DATA TO PROCESS:

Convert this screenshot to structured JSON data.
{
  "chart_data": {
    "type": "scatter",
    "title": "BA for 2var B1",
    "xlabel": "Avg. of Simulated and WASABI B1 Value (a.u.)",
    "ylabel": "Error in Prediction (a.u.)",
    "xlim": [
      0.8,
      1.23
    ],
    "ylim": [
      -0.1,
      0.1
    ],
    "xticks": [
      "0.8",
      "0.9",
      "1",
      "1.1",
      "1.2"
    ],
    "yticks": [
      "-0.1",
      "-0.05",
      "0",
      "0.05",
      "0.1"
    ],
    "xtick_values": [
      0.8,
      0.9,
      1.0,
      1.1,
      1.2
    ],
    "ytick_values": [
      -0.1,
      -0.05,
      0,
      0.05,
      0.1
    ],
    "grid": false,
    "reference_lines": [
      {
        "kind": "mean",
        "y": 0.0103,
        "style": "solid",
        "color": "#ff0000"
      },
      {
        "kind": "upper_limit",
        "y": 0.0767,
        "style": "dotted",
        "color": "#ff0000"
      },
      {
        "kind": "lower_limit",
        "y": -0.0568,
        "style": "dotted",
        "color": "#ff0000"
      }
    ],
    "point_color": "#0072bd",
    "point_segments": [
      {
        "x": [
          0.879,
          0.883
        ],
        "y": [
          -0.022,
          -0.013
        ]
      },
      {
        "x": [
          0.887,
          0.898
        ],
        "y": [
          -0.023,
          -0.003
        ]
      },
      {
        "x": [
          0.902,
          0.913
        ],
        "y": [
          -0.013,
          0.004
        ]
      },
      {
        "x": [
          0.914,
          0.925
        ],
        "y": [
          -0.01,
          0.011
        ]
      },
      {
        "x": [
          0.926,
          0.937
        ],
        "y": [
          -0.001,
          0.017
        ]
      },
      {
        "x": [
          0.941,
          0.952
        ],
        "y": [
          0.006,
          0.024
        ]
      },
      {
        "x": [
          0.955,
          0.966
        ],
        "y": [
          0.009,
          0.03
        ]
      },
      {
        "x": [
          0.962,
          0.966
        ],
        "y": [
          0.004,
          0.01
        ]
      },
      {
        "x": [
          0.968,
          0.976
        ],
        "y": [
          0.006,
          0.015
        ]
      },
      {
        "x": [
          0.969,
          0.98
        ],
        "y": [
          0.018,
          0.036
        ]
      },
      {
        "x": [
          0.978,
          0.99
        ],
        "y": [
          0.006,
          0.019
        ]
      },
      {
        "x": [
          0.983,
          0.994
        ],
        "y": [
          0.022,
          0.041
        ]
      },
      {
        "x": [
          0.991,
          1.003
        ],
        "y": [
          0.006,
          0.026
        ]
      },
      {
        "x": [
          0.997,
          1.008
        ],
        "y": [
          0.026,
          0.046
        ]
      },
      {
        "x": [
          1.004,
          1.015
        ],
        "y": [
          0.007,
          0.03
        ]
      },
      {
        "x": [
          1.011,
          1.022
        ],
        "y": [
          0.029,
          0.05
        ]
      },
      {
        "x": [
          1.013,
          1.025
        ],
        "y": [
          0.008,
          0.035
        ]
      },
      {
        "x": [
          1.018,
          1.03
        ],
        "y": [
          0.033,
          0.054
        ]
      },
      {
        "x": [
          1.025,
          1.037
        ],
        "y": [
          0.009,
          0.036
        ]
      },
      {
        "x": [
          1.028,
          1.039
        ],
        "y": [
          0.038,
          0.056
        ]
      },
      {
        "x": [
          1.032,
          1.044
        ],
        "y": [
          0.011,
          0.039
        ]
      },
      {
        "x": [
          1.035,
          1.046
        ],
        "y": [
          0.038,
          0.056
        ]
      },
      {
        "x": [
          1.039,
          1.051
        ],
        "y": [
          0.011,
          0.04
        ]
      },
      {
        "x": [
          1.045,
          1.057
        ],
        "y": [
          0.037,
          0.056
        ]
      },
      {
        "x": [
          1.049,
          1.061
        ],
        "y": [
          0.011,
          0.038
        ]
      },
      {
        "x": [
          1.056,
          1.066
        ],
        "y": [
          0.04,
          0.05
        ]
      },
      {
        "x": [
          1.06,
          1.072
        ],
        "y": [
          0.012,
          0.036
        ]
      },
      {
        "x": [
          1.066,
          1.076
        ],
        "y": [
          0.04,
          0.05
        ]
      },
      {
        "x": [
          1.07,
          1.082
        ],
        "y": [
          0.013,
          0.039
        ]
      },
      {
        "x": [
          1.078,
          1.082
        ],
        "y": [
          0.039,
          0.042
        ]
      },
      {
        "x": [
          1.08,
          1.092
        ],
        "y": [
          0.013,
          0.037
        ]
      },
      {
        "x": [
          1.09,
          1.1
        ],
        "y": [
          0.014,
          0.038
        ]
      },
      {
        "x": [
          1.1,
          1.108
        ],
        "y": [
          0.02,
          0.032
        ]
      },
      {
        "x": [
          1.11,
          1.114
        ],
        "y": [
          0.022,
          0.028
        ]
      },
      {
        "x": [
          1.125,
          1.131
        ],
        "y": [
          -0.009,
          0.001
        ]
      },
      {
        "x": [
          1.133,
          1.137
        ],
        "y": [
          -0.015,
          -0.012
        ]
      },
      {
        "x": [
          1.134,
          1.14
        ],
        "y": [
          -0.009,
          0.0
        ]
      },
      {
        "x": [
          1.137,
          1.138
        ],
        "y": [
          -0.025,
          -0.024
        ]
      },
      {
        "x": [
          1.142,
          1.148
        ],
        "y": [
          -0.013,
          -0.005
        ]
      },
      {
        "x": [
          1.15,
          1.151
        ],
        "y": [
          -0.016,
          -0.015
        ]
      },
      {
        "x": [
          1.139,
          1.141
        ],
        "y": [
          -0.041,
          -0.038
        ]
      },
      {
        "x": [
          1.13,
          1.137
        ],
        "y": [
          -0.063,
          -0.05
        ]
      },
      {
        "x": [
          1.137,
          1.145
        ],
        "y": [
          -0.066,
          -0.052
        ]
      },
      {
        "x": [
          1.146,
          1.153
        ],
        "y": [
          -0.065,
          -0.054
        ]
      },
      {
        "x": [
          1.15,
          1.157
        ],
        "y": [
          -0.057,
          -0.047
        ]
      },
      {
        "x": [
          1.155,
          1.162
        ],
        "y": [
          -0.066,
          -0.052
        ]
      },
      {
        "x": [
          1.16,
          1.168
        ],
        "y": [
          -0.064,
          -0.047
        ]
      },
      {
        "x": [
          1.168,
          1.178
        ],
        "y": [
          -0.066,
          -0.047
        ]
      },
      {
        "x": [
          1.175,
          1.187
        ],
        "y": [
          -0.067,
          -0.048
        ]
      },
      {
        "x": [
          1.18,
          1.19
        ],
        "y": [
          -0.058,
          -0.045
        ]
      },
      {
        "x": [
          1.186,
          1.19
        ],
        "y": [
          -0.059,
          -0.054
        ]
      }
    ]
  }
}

YOUR GOAL:
Your task is to output all of the data above word for word.

SOLUTION FOR THIS TASK:
Convert this screenshot to structured JSON data.
{
  "chart_data": {
    "type": "scatter",
    "title": "BA for 2var B1",
    "xlabel": "Avg. of Simulated and WASABI B1 Value (a.u.)",
    "ylabel": "Error in Prediction (a.u.)",
    "xlim": [
      0.8,
      1.23
    ],
    "ylim": [
      -0.1,
      0.1
    ],
    "xticks": [
      "0.8",
      "0.9",
      "1",
      "1.1",
      "1.2"
    ],
    "yticks": [
      "-0.1",
      "-0.05",
      "0",
      "0.05",
      "0.1"
    ],
    "xtick_values": [
      0.8,
      0.9,
      1.0,
      1.1,
      1.2
    ],
    "ytick_values": [
      -0.1,
      -0.05,
      0,
      0.05,
      0.1
    ],
    "grid": false,
    "reference_lines": [
      {
        "kind": "mean",
        "y": 0.0103,
        "style": "solid",
        "color": "#ff0000"
      },
      {
        "kind": "upper_limit",
        "y": 0.0767,
        "style": "dotted",
        "color": "#ff0000"
      },
      {
        "kind": "lower_limit",
        "y": -0.0568,
        "style": "dotted",
        "color": "#ff0000"
      }
    ],
    "point_color": "#0072bd",
    "point_segments": [
      {
        "x": [
          0.879,
          0.883
        ],
        "y": [
          -0.022,
          -0.013
        ]
      },
      {
        "x": [
          0.887,
          0.898
        ],
        "y": [
          -0.023,
          -0.003
        ]
      },
      {
        "x": [
          0.902,
          0.913
        ],
        "y": [
          -0.013,
          0.004
        ]
      },
      {
        "x": [
          0.914,
          0.925
        ],
        "y": [
          -0.01,
          0.011
        ]
      },
      {
        "x": [
          0.926,
          0.937
        ],
        "y": [
          -0.001,
          0.017
        ]
      },
      {
        "x": [
          0.941,
          0.952
        ],
        "y": [
          0.006,
          0.024
        ]
      },
      {
        "x": [
          0.955,
          0.966
        ],
        "y": [
          0.009,
          0.03
        ]
      },
      {
        "x": [
          0.962,
          0.966
        ],
        "y": [
          0.004,
          0.01
        ]
      },
      {
        "x": [
          0.968,
          0.976
        ],
        "y": [
          0.006,
          0.015
        ]
      },
      {
        "x": [
          0.969,
          0.98
        ],
        "y": [
          0.018,
          0.036
        ]
      },
      {
        "x": [
          0.978,
          0.99
        ],
        "y": [
          0.006,
          0.019
        ]
      },
      {
        "x": [
          0.983,
          0.994
        ],
        "y": [
          0.022,
          0.041
        ]
      },
      {
        "x": [
          0.991,
          1.003
        ],
        "y": [
          0.006,
          0.026
        ]
      },
      {
        "x": [
          0.997,
          1.008
        ],
        "y": [
          0.026,
          0.046
        ]
      },
      {
        "x": [
          1.004,
          1.015
        ],
        "y": [
          0.007,
          0.03
        ]
      },
      {
        "x": [
          1.011,
          1.022
        ],
        "y": [
          0.029,
          0.05
        ]
      },
      {
        "x": [
          1.013,
          1.025
        ],
        "y": [
          0.008,
          0.035
        ]
      },
      {
        "x": [
          1.018,
          1.03
        ],
        "y": [
          0.033,
          0.054
        ]
      },
      {
        "x": [
          1.025,
          1.037
        ],
        "y": [
          0.009,
          0.036
        ]
      },
      {
        "x": [
          1.028,
          1.039
        ],
        "y": [
          0.038,
          0.056
        ]
      },
      {
        "x": [
          1.032,
          1.044
        ],
        "y": [
          0.011,
          0.039
        ]
      },
      {
        "x": [
          1.035,
          1.046
        ],
        "y": [
          0.038,
          0.056
        ]
      },
      {
        "x": [
          1.039,
          1.051
        ],
        "y": [
          0.011,
          0.04
        ]
      },
      {
        "x": [
          1.045,
          1.057
        ],
        "y": [
          0.037,
          0.056
        ]
      },
      {
        "x": [
          1.049,
          1.061
        ],
        "y": [
          0.011,
          0.038
        ]
      },
      {
        "x": [
          1.056,
          1.066
        ],
        "y": [
          0.04,
          0.05
        ]
      },
      {
        "x": [
          1.06,
          1.072
        ],
        "y": [
          0.012,
          0.036
        ]
      },
      {
        "x": [
          1.066,
          1.076
        ],
        "y": [
          0.04,
          0.05
        ]
      },
      {
        "x": [
          1.07,
          1.082
        ],
        "y": [
          0.013,
          0.039
        ]
      },
      {
        "x": [
          1.078,
          1.082
        ],
        "y": [
          0.039,
          0.042
        ]
      },
      {
        "x": [
          1.08,
          1.092
        ],
        "y": [
          0.013,
          0.037
        ]
      },
      {
        "x": [
          1.09,
          1.1
        ],
        "y": [
          0.014,
          0.038
        ]
      },
      {
        "x": [
          1.1,
          1.108
        ],
        "y": [
          0.02,
          0.032
        ]
      },
      {
        "x": [
          1.11,
          1.114
        ],
        "y": [
          0.022,
          0.028
        ]
      },
      {
        "x": [
          1.125,
          1.131
        ],
        "y": [
          -0.009,
          0.001
        ]
      },
      {
        "x": [
          1.133,
          1.137
        ],
        "y": [
          -0.015,
          -0.012
        ]
      },
      {
        "x": [
          1.134,
          1.14
        ],
        "y": [
          -0.009,
          0.0
        ]
      },
      {
        "x": [
          1.137,
          1.138
        ],
        "y": [
          -0.025,
          -0.024
        ]
      },
      {
        "x": [
          1.142,
          1.148
        ],
        "y": [
          -0.013,
          -0.005
        ]
      },
      {
        "x": [
          1.15,
          1.151
        ],
        "y": [
          -0.016,
          -0.015
        ]
      },
      {
        "x": [
          1.139,
          1.141
        ],
        "y": [
          -0.041,
          -0.038
        ]
      },
      {
        "x": [
          1.13,
          1.137
        ],
        "y": [
          -0.063,
          -0.05
        ]
      },
      {
        "x": [
          1.137,
          1.145
        ],
        "y": [
          -0.066,
          -0.052
        ]
      },
      {
        "x": [
          1.146,
          1.153
        ],
        "y": [
          -0.065,
          -0.054
        ]
      },
      {
        "x": [
          1.15,
          1.157
        ],
        "y": [
          -0.057,
          -0.047
        ]
      },
      {
        "x": [
          1.155,
          1.162
        ],
        "y": [
          -0.066,
          -0.052
        ]
      },
      {
        "x": [
          1.16,
          1.168
        ],
        "y": [
          -0.064,
          -0.047
        ]
      },
      {
        "x": [
          1.168,
          1.178
        ],
        "y": [
          -0.066,
          -0.047
        ]
      },
      {
        "x": [
          1.175,
          1.187
        ],
        "y": [
          -0.067,
          -0.048
        ]
      },
      {
        "x": [
          1.18,
          1.19
        ],
        "y": [
          -0.058,
          -0.045
        ]
      },
      {
        "x": [
          1.186,
          1.19
        ],
        "y": [
          -0.059,
          -0.054
        ]
      }
    ]
  }
}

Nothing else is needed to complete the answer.